• _Given problem_
In the listing below, locate the lines that hold "name" and copy them.

◇ ◇ ◇

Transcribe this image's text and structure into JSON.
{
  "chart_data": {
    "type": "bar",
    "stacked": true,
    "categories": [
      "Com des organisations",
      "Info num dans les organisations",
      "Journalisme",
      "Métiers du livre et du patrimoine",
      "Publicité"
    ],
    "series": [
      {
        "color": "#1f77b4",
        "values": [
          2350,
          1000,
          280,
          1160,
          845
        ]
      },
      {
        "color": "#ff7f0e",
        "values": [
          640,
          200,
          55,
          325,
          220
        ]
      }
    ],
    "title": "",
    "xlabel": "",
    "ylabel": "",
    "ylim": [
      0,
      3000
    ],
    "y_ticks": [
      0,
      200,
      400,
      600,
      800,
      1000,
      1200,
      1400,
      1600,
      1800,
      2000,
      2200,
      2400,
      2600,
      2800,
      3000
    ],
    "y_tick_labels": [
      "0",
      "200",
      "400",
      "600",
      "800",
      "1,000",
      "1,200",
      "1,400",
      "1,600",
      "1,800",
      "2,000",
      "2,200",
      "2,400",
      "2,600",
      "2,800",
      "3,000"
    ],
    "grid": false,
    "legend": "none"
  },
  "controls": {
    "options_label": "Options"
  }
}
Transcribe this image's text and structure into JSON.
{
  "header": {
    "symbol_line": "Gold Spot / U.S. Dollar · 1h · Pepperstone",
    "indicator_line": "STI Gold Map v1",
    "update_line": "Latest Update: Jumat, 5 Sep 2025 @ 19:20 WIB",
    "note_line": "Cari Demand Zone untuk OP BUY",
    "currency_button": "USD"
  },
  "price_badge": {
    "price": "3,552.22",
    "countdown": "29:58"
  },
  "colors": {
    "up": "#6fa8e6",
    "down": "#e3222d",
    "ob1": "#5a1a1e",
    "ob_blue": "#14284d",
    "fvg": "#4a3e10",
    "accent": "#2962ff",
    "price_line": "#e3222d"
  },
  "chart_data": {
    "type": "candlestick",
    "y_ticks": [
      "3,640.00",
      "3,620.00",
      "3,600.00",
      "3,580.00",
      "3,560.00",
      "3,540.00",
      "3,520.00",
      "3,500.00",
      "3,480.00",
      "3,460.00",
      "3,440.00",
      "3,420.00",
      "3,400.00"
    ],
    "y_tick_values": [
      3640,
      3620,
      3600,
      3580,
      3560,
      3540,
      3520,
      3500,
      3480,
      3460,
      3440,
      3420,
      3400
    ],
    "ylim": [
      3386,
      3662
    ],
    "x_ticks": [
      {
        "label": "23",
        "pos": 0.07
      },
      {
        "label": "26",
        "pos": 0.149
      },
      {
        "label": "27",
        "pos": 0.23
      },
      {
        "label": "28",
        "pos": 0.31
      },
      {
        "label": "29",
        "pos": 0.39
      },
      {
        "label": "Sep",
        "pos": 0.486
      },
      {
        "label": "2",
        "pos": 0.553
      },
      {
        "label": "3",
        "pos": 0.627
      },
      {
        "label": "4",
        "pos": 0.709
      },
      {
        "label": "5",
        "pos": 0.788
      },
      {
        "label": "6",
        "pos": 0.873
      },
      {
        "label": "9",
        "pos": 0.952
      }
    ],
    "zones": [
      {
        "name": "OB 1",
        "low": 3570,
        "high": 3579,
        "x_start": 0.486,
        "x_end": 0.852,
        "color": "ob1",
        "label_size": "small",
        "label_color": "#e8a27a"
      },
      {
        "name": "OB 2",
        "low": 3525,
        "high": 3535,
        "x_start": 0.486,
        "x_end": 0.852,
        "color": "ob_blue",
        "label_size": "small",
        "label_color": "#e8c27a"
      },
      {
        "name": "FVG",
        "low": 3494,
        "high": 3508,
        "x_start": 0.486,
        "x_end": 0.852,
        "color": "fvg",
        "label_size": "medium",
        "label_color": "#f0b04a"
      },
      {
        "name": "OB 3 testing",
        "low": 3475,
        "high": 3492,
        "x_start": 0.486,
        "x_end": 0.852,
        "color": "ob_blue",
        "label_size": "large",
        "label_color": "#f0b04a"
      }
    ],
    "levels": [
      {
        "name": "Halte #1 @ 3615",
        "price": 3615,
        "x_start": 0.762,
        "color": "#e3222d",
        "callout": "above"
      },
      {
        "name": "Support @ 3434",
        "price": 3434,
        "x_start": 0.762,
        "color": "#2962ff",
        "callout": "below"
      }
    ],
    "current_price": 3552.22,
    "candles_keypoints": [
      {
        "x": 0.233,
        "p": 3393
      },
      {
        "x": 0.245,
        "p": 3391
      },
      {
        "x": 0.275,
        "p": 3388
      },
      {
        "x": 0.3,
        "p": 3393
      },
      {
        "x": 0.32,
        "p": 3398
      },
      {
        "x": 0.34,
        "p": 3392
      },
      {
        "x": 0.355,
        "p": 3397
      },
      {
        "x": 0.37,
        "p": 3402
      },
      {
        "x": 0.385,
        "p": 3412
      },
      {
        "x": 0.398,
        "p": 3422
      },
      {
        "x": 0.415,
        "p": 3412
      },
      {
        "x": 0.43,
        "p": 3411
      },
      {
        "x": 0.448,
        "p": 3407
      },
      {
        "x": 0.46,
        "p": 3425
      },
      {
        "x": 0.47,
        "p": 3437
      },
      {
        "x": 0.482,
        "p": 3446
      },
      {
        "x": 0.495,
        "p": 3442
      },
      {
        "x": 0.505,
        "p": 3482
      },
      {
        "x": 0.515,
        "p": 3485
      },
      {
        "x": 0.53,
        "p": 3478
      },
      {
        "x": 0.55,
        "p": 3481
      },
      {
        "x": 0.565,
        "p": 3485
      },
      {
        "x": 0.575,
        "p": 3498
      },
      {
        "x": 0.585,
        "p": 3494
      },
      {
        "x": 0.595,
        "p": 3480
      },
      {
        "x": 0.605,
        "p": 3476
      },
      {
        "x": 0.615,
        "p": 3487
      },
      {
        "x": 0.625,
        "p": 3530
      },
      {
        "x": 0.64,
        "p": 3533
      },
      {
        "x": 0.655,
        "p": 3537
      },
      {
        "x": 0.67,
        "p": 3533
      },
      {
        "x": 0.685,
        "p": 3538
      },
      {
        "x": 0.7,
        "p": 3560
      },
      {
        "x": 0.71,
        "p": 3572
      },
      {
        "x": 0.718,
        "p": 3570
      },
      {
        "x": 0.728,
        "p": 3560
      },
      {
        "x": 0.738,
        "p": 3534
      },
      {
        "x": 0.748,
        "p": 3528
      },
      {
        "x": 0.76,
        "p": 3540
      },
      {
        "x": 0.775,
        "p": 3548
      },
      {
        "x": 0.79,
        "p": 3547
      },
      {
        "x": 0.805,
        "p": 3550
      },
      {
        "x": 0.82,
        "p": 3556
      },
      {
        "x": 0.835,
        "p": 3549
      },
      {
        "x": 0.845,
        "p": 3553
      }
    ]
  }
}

◇ ◇ ◇

• _Correct response_
        "name": "OB 1",
        "name": "OB 2",
        "name": "FVG",
        "name": "OB 3 testing",
        "name": "Halte #1 @ 3615",
        "name": "Support @ 3434",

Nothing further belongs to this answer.